(Dataset records)
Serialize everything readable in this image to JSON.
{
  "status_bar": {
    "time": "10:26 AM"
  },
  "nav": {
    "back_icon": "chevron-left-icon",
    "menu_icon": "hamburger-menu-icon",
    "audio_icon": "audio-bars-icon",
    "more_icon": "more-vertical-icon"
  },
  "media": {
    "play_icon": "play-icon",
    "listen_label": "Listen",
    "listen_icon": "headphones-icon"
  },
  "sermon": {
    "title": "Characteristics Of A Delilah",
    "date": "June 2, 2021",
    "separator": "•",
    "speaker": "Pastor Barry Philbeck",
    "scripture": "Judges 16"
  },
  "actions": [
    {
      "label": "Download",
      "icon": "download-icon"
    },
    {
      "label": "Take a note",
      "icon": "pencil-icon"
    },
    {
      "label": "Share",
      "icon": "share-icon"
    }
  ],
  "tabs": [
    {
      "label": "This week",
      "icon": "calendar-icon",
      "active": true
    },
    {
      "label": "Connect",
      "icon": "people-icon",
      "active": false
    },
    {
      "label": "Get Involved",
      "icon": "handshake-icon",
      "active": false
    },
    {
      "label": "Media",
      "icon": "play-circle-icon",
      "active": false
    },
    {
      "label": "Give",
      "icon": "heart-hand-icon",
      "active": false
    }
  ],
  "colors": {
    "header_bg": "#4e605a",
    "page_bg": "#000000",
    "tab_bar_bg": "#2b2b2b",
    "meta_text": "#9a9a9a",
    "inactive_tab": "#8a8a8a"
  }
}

WHAT IS ASKED: All of the material must be reproduced exactly.

CORRECT RESULT:
Serialize everything readable in this image to JSON.
{
  "status_bar": {
    "time": "10:26 AM"
  },
  "nav": {
    "back_icon": "chevron-left-icon",
    "menu_icon": "hamburger-menu-icon",
    "audio_icon": "audio-bars-icon",
    "more_icon": "more-vertical-icon"
  },
  "media": {
    "play_icon": "play-icon",
    "listen_label": "Listen",
    "listen_icon": "headphones-icon"
  },
  "sermon": {
    "title": "Characteristics Of A Delilah",
    "date": "June 2, 2021",
    "separator": "•",
    "speaker": "Pastor Barry Philbeck",
    "scripture": "Judges 16"
  },
  "actions": [
    {
      "label": "Download",
      "icon": "download-icon"
    },
    {
      "label": "Take a note",
      "icon": "pencil-icon"
    },
    {
      "label": "Share",
      "icon": "share-icon"
    }
  ],
  "tabs": [
    {
      "label": "This week",
      "icon": "calendar-icon",
      "active": true
    },
    {
      "label": "Connect",
      "icon": "people-icon",
      "active": false
    },
    {
      "label": "Get Involved",
      "icon": "handshake-icon",
      "active": false
    },
    {
      "label": "Media",
      "icon": "play-circle-icon",
      "active": false
    },
    {
      "label": "Give",
      "icon": "heart-hand-icon",
      "active": false
    }
  ],
  "colors": {
    "header_bg": "#4e605a",
    "page_bg": "#000000",
    "tab_bar_bg": "#2b2b2b",
    "meta_text": "#9a9a9a",
    "inactive_tab": "#8a8a8a"
  }
}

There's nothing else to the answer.